=== Records to process ===
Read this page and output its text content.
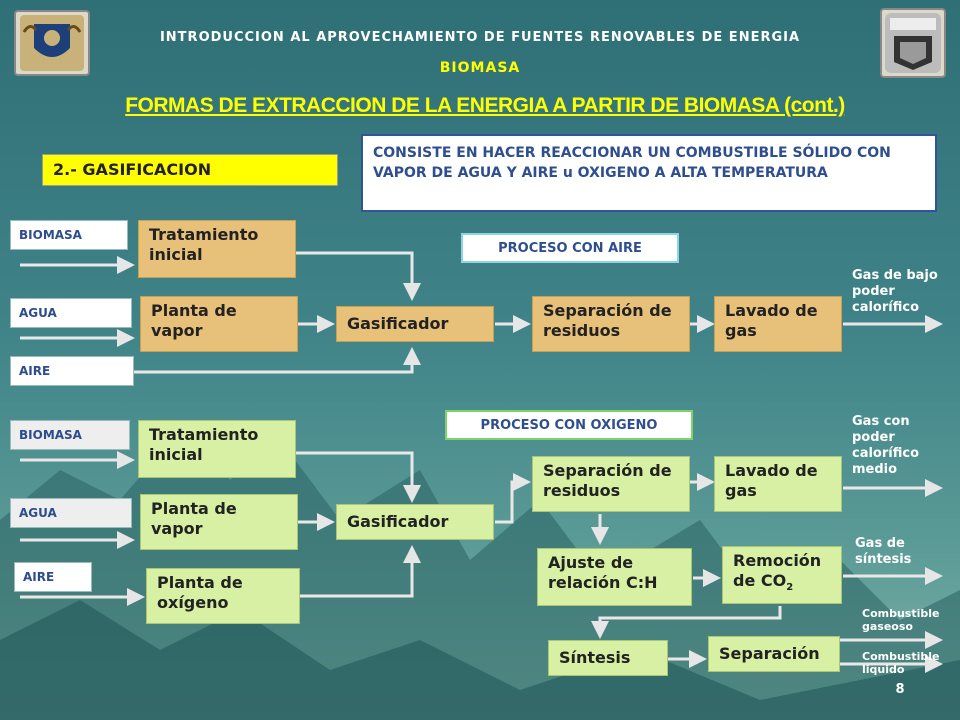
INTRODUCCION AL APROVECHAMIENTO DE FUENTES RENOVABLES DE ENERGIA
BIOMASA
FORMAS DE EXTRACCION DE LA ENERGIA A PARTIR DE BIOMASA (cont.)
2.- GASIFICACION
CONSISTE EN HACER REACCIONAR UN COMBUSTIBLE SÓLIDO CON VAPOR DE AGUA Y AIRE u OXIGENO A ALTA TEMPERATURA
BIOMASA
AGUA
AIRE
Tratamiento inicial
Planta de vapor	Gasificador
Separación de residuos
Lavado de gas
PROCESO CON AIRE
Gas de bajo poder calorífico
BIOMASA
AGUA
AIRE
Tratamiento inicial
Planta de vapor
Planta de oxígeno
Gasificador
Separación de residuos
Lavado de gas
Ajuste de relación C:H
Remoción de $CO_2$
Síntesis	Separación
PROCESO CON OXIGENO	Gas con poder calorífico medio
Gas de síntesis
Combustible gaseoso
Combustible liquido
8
===
Without including any picture, repeat the data exactly.

Correct result:
Read this page and output its text content.
INTRODUCCION AL APROVECHAMIENTO DE FUENTES RENOVABLES DE ENERGIA
BIOMASA
FORMAS DE EXTRACCION DE LA ENERGIA A PARTIR DE BIOMASA (cont.)
2.- GASIFICACION
CONSISTE EN HACER REACCIONAR UN COMBUSTIBLE SÓLIDO CON VAPOR DE AGUA Y AIRE u OXIGENO A ALTA TEMPERATURA
BIOMASA
AGUA
AIRE
Tratamiento inicial
Planta de vapor	Gasificador
Separación de residuos
Lavado de gas
PROCESO CON AIRE
Gas de bajo poder calorífico
BIOMASA
AGUA
AIRE
Tratamiento inicial
Planta de vapor
Planta de oxígeno
Gasificador
Separación de residuos
Lavado de gas
Ajuste de relación C:H
Remoción de $CO_2$
Síntesis	Separación
PROCESO CON OXIGENO	Gas con poder calorífico medio
Gas de síntesis
Combustible gaseoso
Combustible liquido
8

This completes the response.